--- begin ---

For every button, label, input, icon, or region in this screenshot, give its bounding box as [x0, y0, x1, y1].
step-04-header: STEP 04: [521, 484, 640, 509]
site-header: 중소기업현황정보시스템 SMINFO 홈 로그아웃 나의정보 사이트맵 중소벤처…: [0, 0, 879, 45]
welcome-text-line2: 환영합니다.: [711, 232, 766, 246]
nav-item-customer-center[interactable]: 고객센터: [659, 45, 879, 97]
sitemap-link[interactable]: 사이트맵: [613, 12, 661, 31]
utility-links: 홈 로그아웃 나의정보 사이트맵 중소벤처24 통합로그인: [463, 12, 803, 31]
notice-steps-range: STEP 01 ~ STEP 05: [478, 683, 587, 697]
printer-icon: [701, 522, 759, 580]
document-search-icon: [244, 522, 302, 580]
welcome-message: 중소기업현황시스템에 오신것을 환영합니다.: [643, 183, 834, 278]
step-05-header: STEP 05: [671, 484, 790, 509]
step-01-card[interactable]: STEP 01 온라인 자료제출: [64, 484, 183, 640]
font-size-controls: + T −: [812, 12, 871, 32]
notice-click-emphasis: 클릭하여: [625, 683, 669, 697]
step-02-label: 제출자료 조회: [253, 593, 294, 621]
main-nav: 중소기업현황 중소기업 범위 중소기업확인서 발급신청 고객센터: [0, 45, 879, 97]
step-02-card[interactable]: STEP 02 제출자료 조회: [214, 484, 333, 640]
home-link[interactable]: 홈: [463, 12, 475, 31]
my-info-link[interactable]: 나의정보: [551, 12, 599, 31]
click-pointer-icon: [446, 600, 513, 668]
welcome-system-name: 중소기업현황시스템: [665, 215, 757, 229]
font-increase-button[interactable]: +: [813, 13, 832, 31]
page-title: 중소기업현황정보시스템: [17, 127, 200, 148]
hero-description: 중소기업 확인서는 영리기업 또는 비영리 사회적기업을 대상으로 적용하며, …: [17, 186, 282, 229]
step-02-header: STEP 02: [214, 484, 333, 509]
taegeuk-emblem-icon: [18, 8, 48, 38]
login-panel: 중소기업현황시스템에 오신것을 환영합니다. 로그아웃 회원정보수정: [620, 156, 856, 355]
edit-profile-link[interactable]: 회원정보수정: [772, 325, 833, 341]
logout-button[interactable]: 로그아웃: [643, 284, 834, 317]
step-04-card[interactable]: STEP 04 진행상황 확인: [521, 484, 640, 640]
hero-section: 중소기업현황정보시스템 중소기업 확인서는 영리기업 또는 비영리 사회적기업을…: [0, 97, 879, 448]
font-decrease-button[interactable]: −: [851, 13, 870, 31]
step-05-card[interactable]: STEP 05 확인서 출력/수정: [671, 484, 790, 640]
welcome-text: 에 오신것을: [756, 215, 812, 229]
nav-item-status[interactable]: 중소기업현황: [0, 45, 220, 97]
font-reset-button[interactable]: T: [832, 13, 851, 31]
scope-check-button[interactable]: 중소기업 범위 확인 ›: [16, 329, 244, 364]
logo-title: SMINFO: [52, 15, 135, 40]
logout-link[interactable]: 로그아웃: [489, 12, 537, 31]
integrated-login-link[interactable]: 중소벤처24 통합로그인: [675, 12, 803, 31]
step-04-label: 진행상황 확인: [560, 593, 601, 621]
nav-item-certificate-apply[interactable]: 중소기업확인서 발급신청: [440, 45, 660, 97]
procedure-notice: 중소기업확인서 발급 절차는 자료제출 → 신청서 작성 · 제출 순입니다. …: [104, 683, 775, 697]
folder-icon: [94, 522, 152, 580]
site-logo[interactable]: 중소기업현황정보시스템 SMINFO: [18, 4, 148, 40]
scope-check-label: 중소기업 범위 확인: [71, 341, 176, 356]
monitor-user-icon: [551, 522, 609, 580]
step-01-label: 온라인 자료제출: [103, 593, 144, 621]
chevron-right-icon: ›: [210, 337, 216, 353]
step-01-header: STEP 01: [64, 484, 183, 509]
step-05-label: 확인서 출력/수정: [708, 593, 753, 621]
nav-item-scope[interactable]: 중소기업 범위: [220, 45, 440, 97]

--- end ---

**WHAT IS NEEDED**. Change every "header" in the data above to "heading" and give all the lines again with nothing else altered.

**WRITTEN RESPONSE**.
For every button, label, input, icon, or region in this screenshot, give its bounding box as [x0, y0, x1, y1].
step-04-heading: STEP 04: [521, 484, 640, 509]
site-heading: 중소기업현황정보시스템 SMINFO 홈 로그아웃 나의정보 사이트맵 중소벤처…: [0, 0, 879, 45]
welcome-text-line2: 환영합니다.: [711, 232, 766, 246]
nav-item-customer-center[interactable]: 고객센터: [659, 45, 879, 97]
sitemap-link[interactable]: 사이트맵: [613, 12, 661, 31]
utility-links: 홈 로그아웃 나의정보 사이트맵 중소벤처24 통합로그인: [463, 12, 803, 31]
notice-steps-range: STEP 01 ~ STEP 05: [478, 683, 587, 697]
printer-icon: [701, 522, 759, 580]
document-search-icon: [244, 522, 302, 580]
welcome-message: 중소기업현황시스템에 오신것을 환영합니다.: [643, 183, 834, 278]
step-05-heading: STEP 05: [671, 484, 790, 509]
step-01-card[interactable]: STEP 01 온라인 자료제출: [64, 484, 183, 640]
font-size-controls: + T −: [812, 12, 871, 32]
notice-click-emphasis: 클릭하여: [625, 683, 669, 697]
step-02-label: 제출자료 조회: [253, 593, 294, 621]
main-nav: 중소기업현황 중소기업 범위 중소기업확인서 발급신청 고객센터: [0, 45, 879, 97]
step-02-card[interactable]: STEP 02 제출자료 조회: [214, 484, 333, 640]
home-link[interactable]: 홈: [463, 12, 475, 31]
my-info-link[interactable]: 나의정보: [551, 12, 599, 31]
click-pointer-icon: [446, 600, 513, 668]
welcome-system-name: 중소기업현황시스템: [665, 215, 757, 229]
font-increase-button[interactable]: +: [813, 13, 832, 31]
page-title: 중소기업현황정보시스템: [17, 127, 200, 148]
hero-description: 중소기업 확인서는 영리기업 또는 비영리 사회적기업을 대상으로 적용하며, …: [17, 186, 282, 229]
step-02-heading: STEP 02: [214, 484, 333, 509]
taegeuk-emblem-icon: [18, 8, 48, 38]
login-panel: 중소기업현황시스템에 오신것을 환영합니다. 로그아웃 회원정보수정: [620, 156, 856, 355]
edit-profile-link[interactable]: 회원정보수정: [772, 325, 833, 341]
logout-button[interactable]: 로그아웃: [643, 284, 834, 317]
step-04-card[interactable]: STEP 04 진행상황 확인: [521, 484, 640, 640]
hero-section: 중소기업현황정보시스템 중소기업 확인서는 영리기업 또는 비영리 사회적기업을…: [0, 97, 879, 448]
font-decrease-button[interactable]: −: [851, 13, 870, 31]
step-05-card[interactable]: STEP 05 확인서 출력/수정: [671, 484, 790, 640]
welcome-text: 에 오신것을: [756, 215, 812, 229]
nav-item-status[interactable]: 중소기업현황: [0, 45, 220, 97]
font-reset-button[interactable]: T: [832, 13, 851, 31]
scope-check-button[interactable]: 중소기업 범위 확인 ›: [16, 329, 244, 364]
logo-title: SMINFO: [52, 15, 135, 40]
logout-link[interactable]: 로그아웃: [489, 12, 537, 31]
integrated-login-link[interactable]: 중소벤처24 통합로그인: [675, 12, 803, 31]
step-04-label: 진행상황 확인: [560, 593, 601, 621]
nav-item-certificate-apply[interactable]: 중소기업확인서 발급신청: [440, 45, 660, 97]
procedure-notice: 중소기업확인서 발급 절차는 자료제출 → 신청서 작성 · 제출 순입니다. …: [104, 683, 775, 697]
folder-icon: [94, 522, 152, 580]
site-logo[interactable]: 중소기업현황정보시스템 SMINFO: [18, 4, 148, 40]
scope-check-label: 중소기업 범위 확인: [71, 341, 176, 356]
monitor-user-icon: [551, 522, 609, 580]
step-01-label: 온라인 자료제출: [103, 593, 144, 621]
chevron-right-icon: ›: [210, 337, 216, 353]
step-01-heading: STEP 01: [64, 484, 183, 509]
step-05-label: 확인서 출력/수정: [708, 593, 753, 621]
nav-item-scope[interactable]: 중소기업 범위: [220, 45, 440, 97]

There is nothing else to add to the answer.